### GOAL OF THE EXERCISE:
Reproduce all records verbatim.
■ ■ ■
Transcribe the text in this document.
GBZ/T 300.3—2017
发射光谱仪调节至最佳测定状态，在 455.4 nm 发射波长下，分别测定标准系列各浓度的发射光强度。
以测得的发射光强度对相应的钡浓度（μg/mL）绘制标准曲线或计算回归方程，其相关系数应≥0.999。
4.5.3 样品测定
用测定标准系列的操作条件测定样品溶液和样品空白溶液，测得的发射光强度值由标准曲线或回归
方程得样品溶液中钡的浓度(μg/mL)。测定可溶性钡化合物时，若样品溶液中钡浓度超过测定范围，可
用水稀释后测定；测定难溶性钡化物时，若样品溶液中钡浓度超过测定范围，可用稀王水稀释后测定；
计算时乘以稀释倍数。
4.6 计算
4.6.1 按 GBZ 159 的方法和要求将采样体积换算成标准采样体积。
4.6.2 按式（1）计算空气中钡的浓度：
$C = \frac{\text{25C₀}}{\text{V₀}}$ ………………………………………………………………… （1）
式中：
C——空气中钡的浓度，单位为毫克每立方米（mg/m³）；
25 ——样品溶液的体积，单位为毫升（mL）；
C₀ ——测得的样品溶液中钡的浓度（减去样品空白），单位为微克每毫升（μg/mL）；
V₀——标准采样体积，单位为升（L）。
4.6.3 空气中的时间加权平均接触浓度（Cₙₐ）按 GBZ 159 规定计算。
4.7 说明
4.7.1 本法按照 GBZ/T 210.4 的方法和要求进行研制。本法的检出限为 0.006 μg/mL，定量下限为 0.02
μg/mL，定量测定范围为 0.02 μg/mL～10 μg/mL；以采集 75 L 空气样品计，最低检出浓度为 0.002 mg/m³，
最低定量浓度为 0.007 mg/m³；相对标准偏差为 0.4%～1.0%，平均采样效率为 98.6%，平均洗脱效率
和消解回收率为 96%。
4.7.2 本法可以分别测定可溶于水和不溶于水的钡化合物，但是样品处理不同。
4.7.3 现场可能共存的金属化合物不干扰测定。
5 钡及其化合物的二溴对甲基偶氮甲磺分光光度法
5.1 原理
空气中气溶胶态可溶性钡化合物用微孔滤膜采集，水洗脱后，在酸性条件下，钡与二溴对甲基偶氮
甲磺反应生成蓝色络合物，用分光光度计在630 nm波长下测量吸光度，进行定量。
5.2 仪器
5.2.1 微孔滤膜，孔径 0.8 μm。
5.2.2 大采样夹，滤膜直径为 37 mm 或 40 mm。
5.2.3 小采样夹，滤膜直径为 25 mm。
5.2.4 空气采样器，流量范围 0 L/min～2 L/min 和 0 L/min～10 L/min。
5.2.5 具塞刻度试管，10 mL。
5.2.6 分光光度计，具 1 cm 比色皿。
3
■ ■ ■
### SOLVED PROBLEM:
Transcribe the text in this document.
GBZ/T 300.3—2017
发射光谱仪调节至最佳测定状态，在 455.4 nm 发射波长下，分别测定标准系列各浓度的发射光强度。
以测得的发射光强度对相应的钡浓度（μg/mL）绘制标准曲线或计算回归方程，其相关系数应≥0.999。
4.5.3 样品测定
用测定标准系列的操作条件测定样品溶液和样品空白溶液，测得的发射光强度值由标准曲线或回归
方程得样品溶液中钡的浓度(μg/mL)。测定可溶性钡化合物时，若样品溶液中钡浓度超过测定范围，可
用水稀释后测定；测定难溶性钡化物时，若样品溶液中钡浓度超过测定范围，可用稀王水稀释后测定；
计算时乘以稀释倍数。
4.6 计算
4.6.1 按 GBZ 159 的方法和要求将采样体积换算成标准采样体积。
4.6.2 按式（1）计算空气中钡的浓度：
$C = \frac{\text{25C₀}}{\text{V₀}}$ ………………………………………………………………… （1）
式中：
C——空气中钡的浓度，单位为毫克每立方米（mg/m³）；
25 ——样品溶液的体积，单位为毫升（mL）；
C₀ ——测得的样品溶液中钡的浓度（减去样品空白），单位为微克每毫升（μg/mL）；
V₀——标准采样体积，单位为升（L）。
4.6.3 空气中的时间加权平均接触浓度（Cₙₐ）按 GBZ 159 规定计算。
4.7 说明
4.7.1 本法按照 GBZ/T 210.4 的方法和要求进行研制。本法的检出限为 0.006 μg/mL，定量下限为 0.02
μg/mL，定量测定范围为 0.02 μg/mL～10 μg/mL；以采集 75 L 空气样品计，最低检出浓度为 0.002 mg/m³，
最低定量浓度为 0.007 mg/m³；相对标准偏差为 0.4%～1.0%，平均采样效率为 98.6%，平均洗脱效率
和消解回收率为 96%。
4.7.2 本法可以分别测定可溶于水和不溶于水的钡化合物，但是样品处理不同。
4.7.3 现场可能共存的金属化合物不干扰测定。
5 钡及其化合物的二溴对甲基偶氮甲磺分光光度法
5.1 原理
空气中气溶胶态可溶性钡化合物用微孔滤膜采集，水洗脱后，在酸性条件下，钡与二溴对甲基偶氮
甲磺反应生成蓝色络合物，用分光光度计在630 nm波长下测量吸光度，进行定量。
5.2 仪器
5.2.1 微孔滤膜，孔径 0.8 μm。
5.2.2 大采样夹，滤膜直径为 37 mm 或 40 mm。
5.2.3 小采样夹，滤膜直径为 25 mm。
5.2.4 空气采样器，流量范围 0 L/min～2 L/min 和 0 L/min～10 L/min。
5.2.5 具塞刻度试管，10 mL。
5.2.6 分光光度计，具 1 cm 比色皿。
3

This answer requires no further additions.